**Required work**
Do not include the pictures; repeat the rest of the data exactly.

[Stored data]
- - - - - - -

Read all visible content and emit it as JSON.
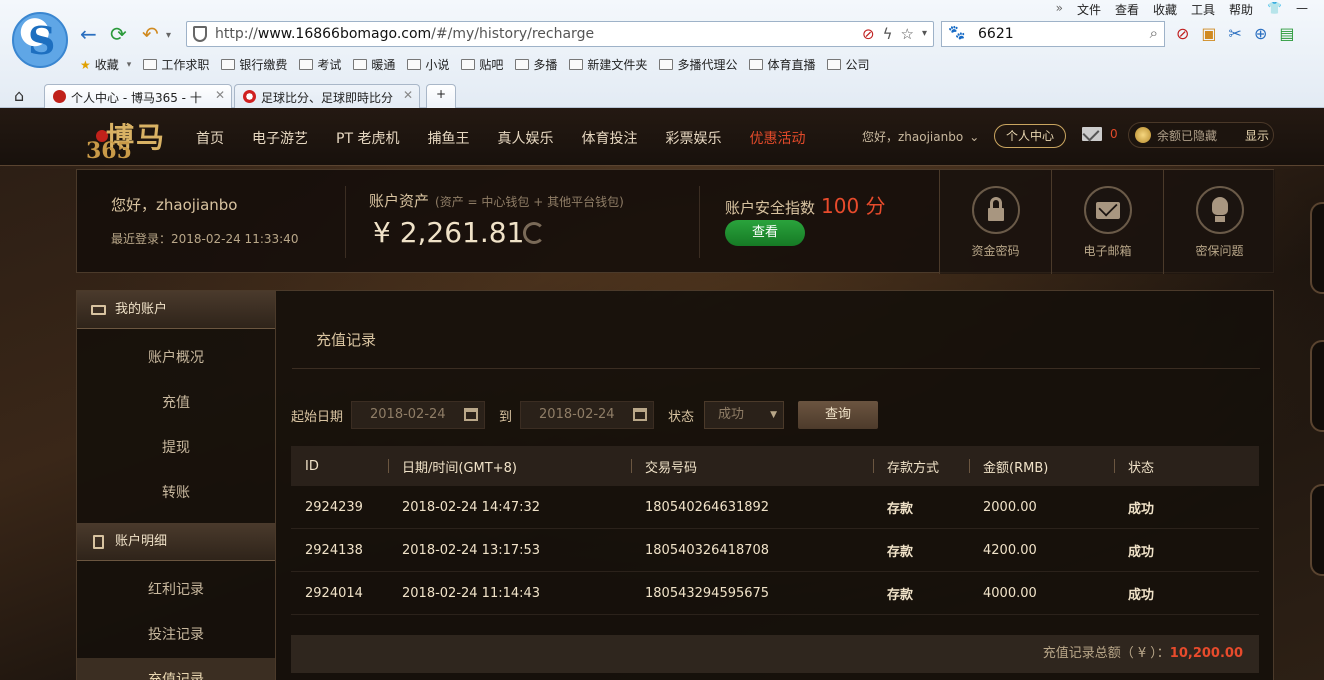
{
  "browser": {
    "menu": [
      "文件",
      "查看",
      "收藏",
      "工具",
      "帮助"
    ],
    "url_prefix": "http://",
    "url_host": "www.16866bomago.com",
    "url_path": "/#/my/history/recharge",
    "search_value": "6621",
    "bookmarks": [
      "收藏",
      "工作求职",
      "银行缴费",
      "考试",
      "暖通",
      "小说",
      "贴吧",
      "多播",
      "新建文件夹",
      "多播代理公",
      "体育直播",
      "公司"
    ],
    "tabs": [
      {
        "label": "个人中心 - 博马365 - 十"
      },
      {
        "label": "足球比分、足球即時比分"
      }
    ]
  },
  "site": {
    "logo_top": "博马",
    "logo_bottom": "365",
    "nav": [
      "首页",
      "电子游艺",
      "PT 老虎机",
      "捕鱼王",
      "真人娱乐",
      "体育投注",
      "彩票娱乐",
      "优惠活动"
    ],
    "greeting": "您好，zhaojianbo",
    "center_button": "个人中心",
    "mail_count": "0",
    "balance_hidden": "余额已隐藏",
    "show_label": "显示"
  },
  "account": {
    "hello": "您好，zhaojianbo",
    "last_login": "最近登录：2018-02-24 11:33:40",
    "assets_title": "账户资产",
    "assets_note": "(资产 = 中心钱包 + 其他平台钱包)",
    "assets_value": "¥ 2,261.81",
    "security_title": "账户安全指数",
    "security_score": "100 分",
    "check_button": "查看",
    "security_items": [
      "资金密码",
      "电子邮箱",
      "密保问题"
    ]
  },
  "sidebar": {
    "sections": [
      {
        "title": "我的账户",
        "items": [
          "账户概况",
          "充值",
          "提现",
          "转账"
        ]
      },
      {
        "title": "账户明细",
        "items": [
          "红利记录",
          "投注记录",
          "充值记录"
        ]
      }
    ]
  },
  "main": {
    "title": "充值记录",
    "filter": {
      "start_label": "起始日期",
      "start_date": "2018-02-24",
      "to_label": "到",
      "end_date": "2018-02-24",
      "status_label": "状态",
      "status_value": "成功",
      "query_button": "查询"
    },
    "columns": [
      "ID",
      "日期/时间(GMT+8)",
      "交易号码",
      "存款方式",
      "金额(RMB)",
      "状态"
    ],
    "rows": [
      {
        "id": "2924239",
        "datetime": "2018-02-24 14:47:32",
        "tx": "180540264631892",
        "method": "存款",
        "amount": "2000.00",
        "status": "成功"
      },
      {
        "id": "2924138",
        "datetime": "2018-02-24 13:17:53",
        "tx": "180540326418708",
        "method": "存款",
        "amount": "4200.00",
        "status": "成功"
      },
      {
        "id": "2924014",
        "datetime": "2018-02-24 11:14:43",
        "tx": "180543294595675",
        "method": "存款",
        "amount": "4000.00",
        "status": "成功"
      }
    ],
    "total_label": "充值记录总额（ ¥ ）：",
    "total_value": "10,200.00"
  },
  "colors": {
    "accent_red": "#e84b2c",
    "gold": "#c9a560",
    "green": "#2aa33c"
  }
}
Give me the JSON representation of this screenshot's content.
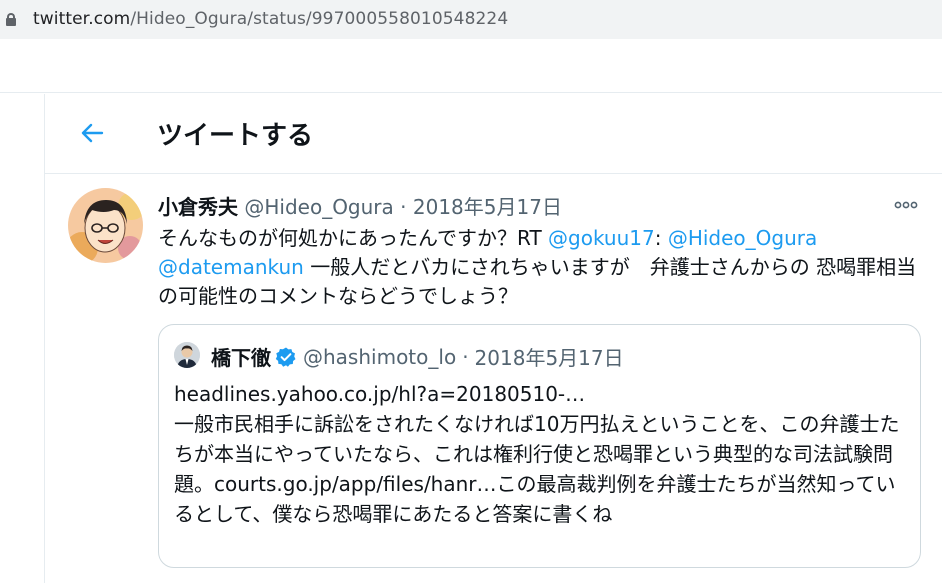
{
  "browser": {
    "url_host": "twitter.com",
    "url_path": "/Hideo_Ogura/status/997000558010548224"
  },
  "header": {
    "title": "ツイートする"
  },
  "tweet": {
    "name": "小倉秀夫",
    "handle": "@Hideo_Ogura",
    "separator": "·",
    "date": "2018年5月17日",
    "text_1": "そんなものが何処かにあったんですか？RT ",
    "mention_1": "@gokuu17",
    "text_2": ": ",
    "mention_2": "@Hideo_Ogura",
    "text_3": " ",
    "mention_3": "@datemankun",
    "text_4": " 一般人だとバカにされちゃいますが　弁護士さんからの 恐喝罪相当の可能性のコメントならどうでしょう？"
  },
  "quote": {
    "name": "橋下徹",
    "handle": "@hashimoto_lo",
    "separator": "·",
    "date": "2018年5月17日",
    "line_1": "headlines.yahoo.co.jp/hl?a=20180510-…",
    "line_2": "一般市民相手に訴訟をされたくなければ10万円払えということを、この弁護士たちが本当にやっていたなら、これは権利行使と恐喝罪という典型的な司法試験問題。courts.go.jp/app/files/hanr…この最高裁判例を弁護士たちが当然知っているとして、僕なら恐喝罪にあたると答案に書くね"
  },
  "colors": {
    "accent": "#1d9bf0",
    "text": "#0f1419",
    "secondary": "#536471"
  }
}
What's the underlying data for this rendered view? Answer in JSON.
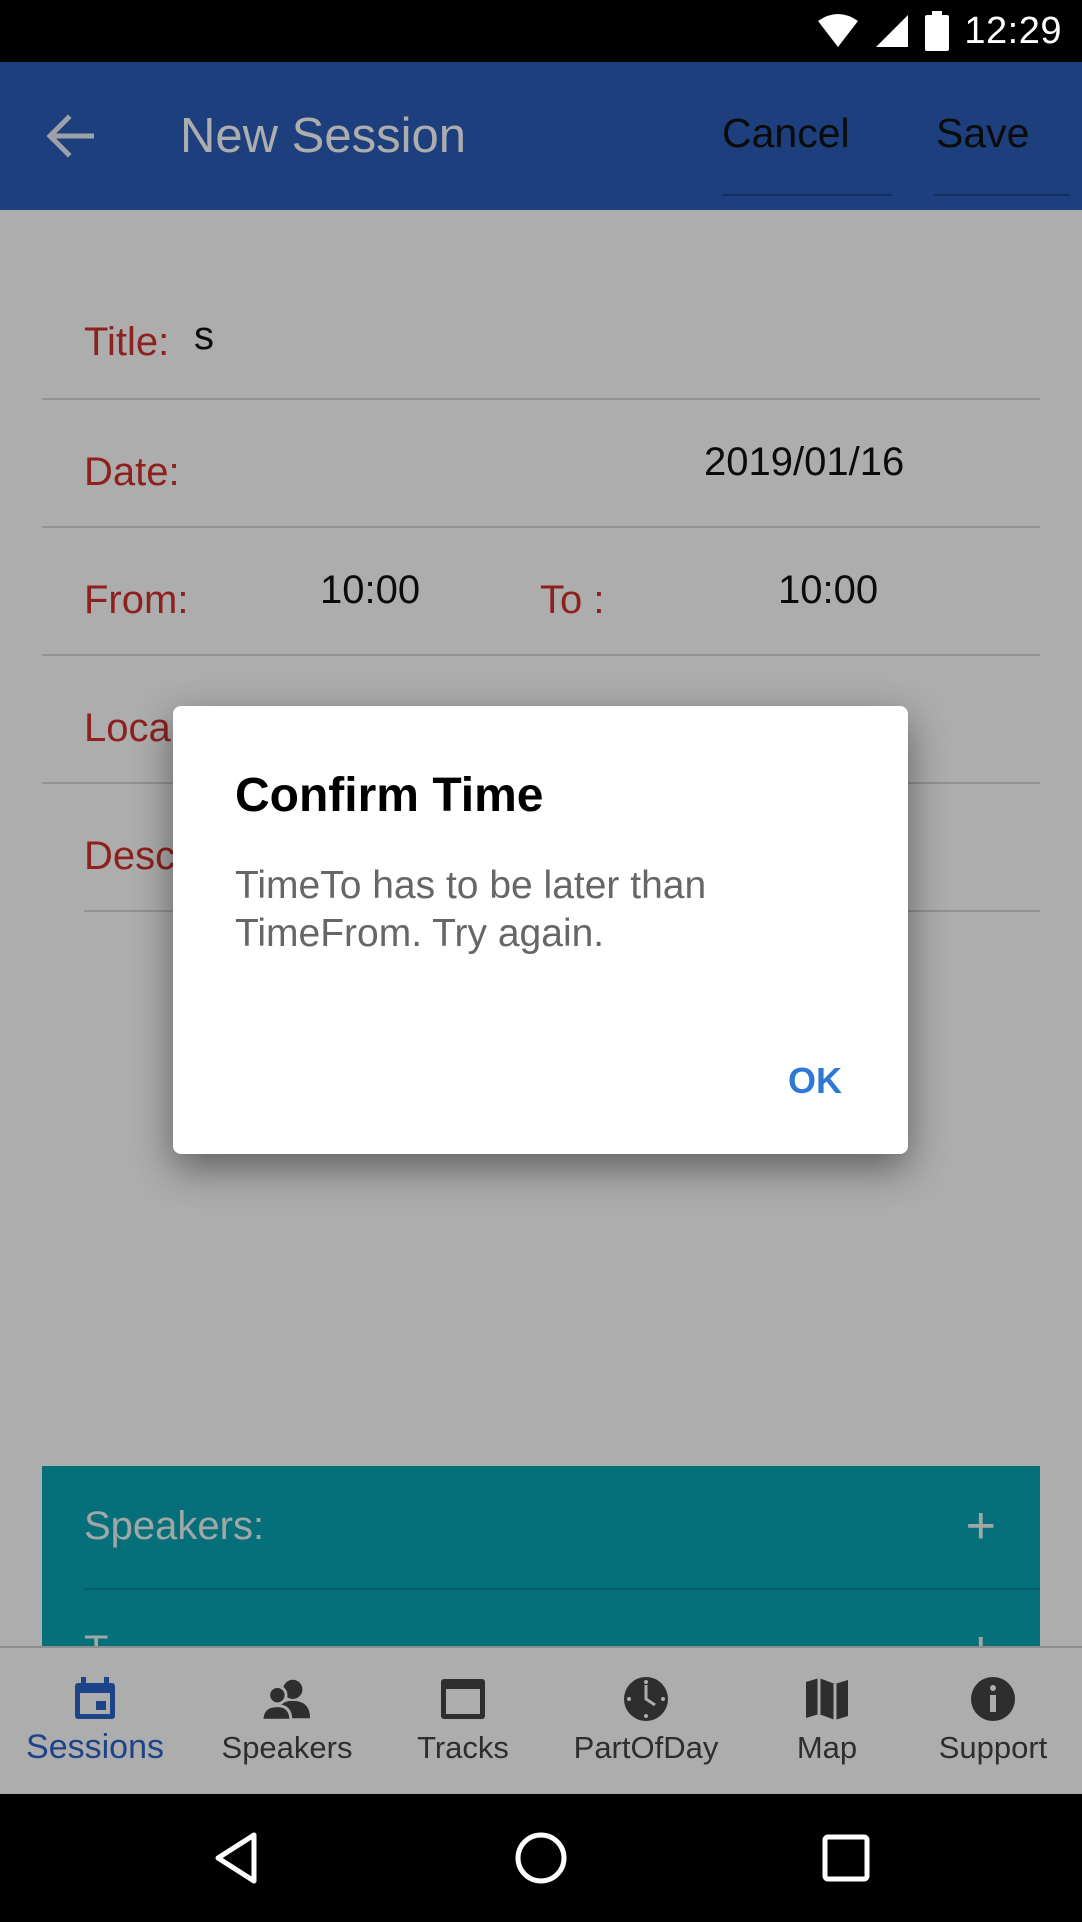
{
  "status_bar": {
    "time": "12:29",
    "icons": [
      "wifi-icon",
      "signal-icon",
      "battery-icon"
    ]
  },
  "app_bar": {
    "title": "New Session",
    "cancel_label": "Cancel",
    "save_label": "Save",
    "background_color": "#2b5db8"
  },
  "form": {
    "title_label": "Title:",
    "title_value": "s",
    "date_label": "Date:",
    "date_value": "2019/01/16",
    "from_label": "From:",
    "from_value": "10:00",
    "to_label": "To :",
    "to_value": "10:00",
    "location_label": "Loca",
    "description_label": "Desc",
    "label_color": "#d0312d"
  },
  "sections": {
    "speakers_label": "Speakers:",
    "tracks_label": "T",
    "add_symbol": "+",
    "color": "#0aa5b4"
  },
  "dialog": {
    "title": "Confirm Time",
    "message": "TimeTo has to be later than TimeFrom. Try again.",
    "ok_label": "OK"
  },
  "bottom_nav": {
    "items": [
      {
        "label": "Sessions",
        "icon": "calendar-icon",
        "active": true
      },
      {
        "label": "Speakers",
        "icon": "people-icon",
        "active": false
      },
      {
        "label": "Tracks",
        "icon": "window-icon",
        "active": false
      },
      {
        "label": "PartOfDay",
        "icon": "clock-icon",
        "active": false
      },
      {
        "label": "Map",
        "icon": "map-icon",
        "active": false
      },
      {
        "label": "Support",
        "icon": "info-icon",
        "active": false
      }
    ],
    "active_color": "#2b63c9"
  },
  "system_nav": {
    "icons": [
      "back-triangle-icon",
      "home-circle-icon",
      "recents-square-icon"
    ]
  }
}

- - - - - - -

**The reply**
Read all visible content and emit it as JSON.
{
  "browser": {
    "menu": [
      "文件",
      "查看",
      "收藏",
      "工具",
      "帮助"
    ],
    "url_prefix": "http://",
    "url_host": "www.16866bomago.com",
    "url_path": "/#/my/history/recharge",
    "search_value": "6621",
    "bookmarks": [
      "收藏",
      "工作求职",
      "银行缴费",
      "考试",
      "暖通",
      "小说",
      "贴吧",
      "多播",
      "新建文件夹",
      "多播代理公",
      "体育直播",
      "公司"
    ],
    "tabs": [
      {
        "label": "个人中心 - 博马365 - 十"
      },
      {
        "label": "足球比分、足球即時比分"
      }
    ]
  },
  "site": {
    "logo_top": "博马",
    "logo_bottom": "365",
    "nav": [
      "首页",
      "电子游艺",
      "PT 老虎机",
      "捕鱼王",
      "真人娱乐",
      "体育投注",
      "彩票娱乐",
      "优惠活动"
    ],
    "greeting": "您好，zhaojianbo",
    "center_button": "个人中心",
    "mail_count": "0",
    "balance_hidden": "余额已隐藏",
    "show_label": "显示"
  },
  "account": {
    "hello": "您好，zhaojianbo",
    "last_login": "最近登录：2018-02-24 11:33:40",
    "assets_title": "账户资产",
    "assets_note": "(资产 = 中心钱包 + 其他平台钱包)",
    "assets_value": "¥ 2,261.81",
    "security_title": "账户安全指数",
    "security_score": "100 分",
    "check_button": "查看",
    "security_items": [
      "资金密码",
      "电子邮箱",
      "密保问题"
    ]
  },
  "sidebar": {
    "sections": [
      {
        "title": "我的账户",
        "items": [
          "账户概况",
          "充值",
          "提现",
          "转账"
        ]
      },
      {
        "title": "账户明细",
        "items": [
          "红利记录",
          "投注记录",
          "充值记录"
        ]
      }
    ]
  },
  "main": {
    "title": "充值记录",
    "filter": {
      "start_label": "起始日期",
      "start_date": "2018-02-24",
      "to_label": "到",
      "end_date": "2018-02-24",
      "status_label": "状态",
      "status_value": "成功",
      "query_button": "查询"
    },
    "columns": [
      "ID",
      "日期/时间(GMT+8)",
      "交易号码",
      "存款方式",
      "金额(RMB)",
      "状态"
    ],
    "rows": [
      {
        "id": "2924239",
        "datetime": "2018-02-24 14:47:32",
        "tx": "180540264631892",
        "method": "存款",
        "amount": "2000.00",
        "status": "成功"
      },
      {
        "id": "2924138",
        "datetime": "2018-02-24 13:17:53",
        "tx": "180540326418708",
        "method": "存款",
        "amount": "4200.00",
        "status": "成功"
      },
      {
        "id": "2924014",
        "datetime": "2018-02-24 11:14:43",
        "tx": "180543294595675",
        "method": "存款",
        "amount": "4000.00",
        "status": "成功"
      }
    ],
    "total_label": "充值记录总额（ ¥ ）：",
    "total_value": "10,200.00"
  },
  "colors": {
    "accent_red": "#e84b2c",
    "gold": "#c9a560",
    "green": "#2aa33c"
  }
}
Give me the JSON representation of this screenshot's content.
{
  "browser": {
    "url_host": "twitter.com",
    "url_path": "/Hideo_Ogura/status/997000558010548224"
  },
  "header": {
    "title": "ツイートする"
  },
  "tweet": {
    "name": "小倉秀夫",
    "handle": "@Hideo_Ogura",
    "separator": "·",
    "date": "2018年5月17日",
    "text_1": "そんなものが何処かにあったんですか？RT ",
    "mention_1": "@gokuu17",
    "text_2": ": ",
    "mention_2": "@Hideo_Ogura",
    "text_3": " ",
    "mention_3": "@datemankun",
    "text_4": " 一般人だとバカにされちゃいますが　弁護士さんからの 恐喝罪相当の可能性のコメントならどうでしょう？"
  },
  "quote": {
    "name": "橋下徹",
    "handle": "@hashimoto_lo",
    "separator": "·",
    "date": "2018年5月17日",
    "line_1": "headlines.yahoo.co.jp/hl?a=20180510-…",
    "line_2": "一般市民相手に訴訟をされたくなければ10万円払えということを、この弁護士たちが本当にやっていたなら、これは権利行使と恐喝罪という典型的な司法試験問題。courts.go.jp/app/files/hanr…この最高裁判例を弁護士たちが当然知っているとして、僕なら恐喝罪にあたると答案に書くね"
  },
  "colors": {
    "accent": "#1d9bf0",
    "text": "#0f1419",
    "secondary": "#536471"
  }
}
What's the underlying data for this rendered view? Answer in JSON.
{
  "status_bar": {
    "time": "12:29",
    "icons": [
      "wifi-icon",
      "signal-icon",
      "battery-icon"
    ]
  },
  "app_bar": {
    "title": "New Session",
    "cancel_label": "Cancel",
    "save_label": "Save",
    "background_color": "#2b5db8"
  },
  "form": {
    "title_label": "Title:",
    "title_value": "s",
    "date_label": "Date:",
    "date_value": "2019/01/16",
    "from_label": "From:",
    "from_value": "10:00",
    "to_label": "To :",
    "to_value": "10:00",
    "location_label": "Loca",
    "description_label": "Desc",
    "label_color": "#d0312d"
  },
  "sections": {
    "speakers_label": "Speakers:",
    "tracks_label": "T",
    "add_symbol": "+",
    "color": "#0aa5b4"
  },
  "dialog": {
    "title": "Confirm Time",
    "message": "TimeTo has to be later than TimeFrom. Try again.",
    "ok_label": "OK"
  },
  "bottom_nav": {
    "items": [
      {
        "label": "Sessions",
        "icon": "calendar-icon",
        "active": true
      },
      {
        "label": "Speakers",
        "icon": "people-icon",
        "active": false
      },
      {
        "label": "Tracks",
        "icon": "window-icon",
        "active": false
      },
      {
        "label": "PartOfDay",
        "icon": "clock-icon",
        "active": false
      },
      {
        "label": "Map",
        "icon": "map-icon",
        "active": false
      },
      {
        "label": "Support",
        "icon": "info-icon",
        "active": false
      }
    ],
    "active_color": "#2b63c9"
  },
  "system_nav": {
    "icons": [
      "back-triangle-icon",
      "home-circle-icon",
      "recents-square-icon"
    ]
  }
}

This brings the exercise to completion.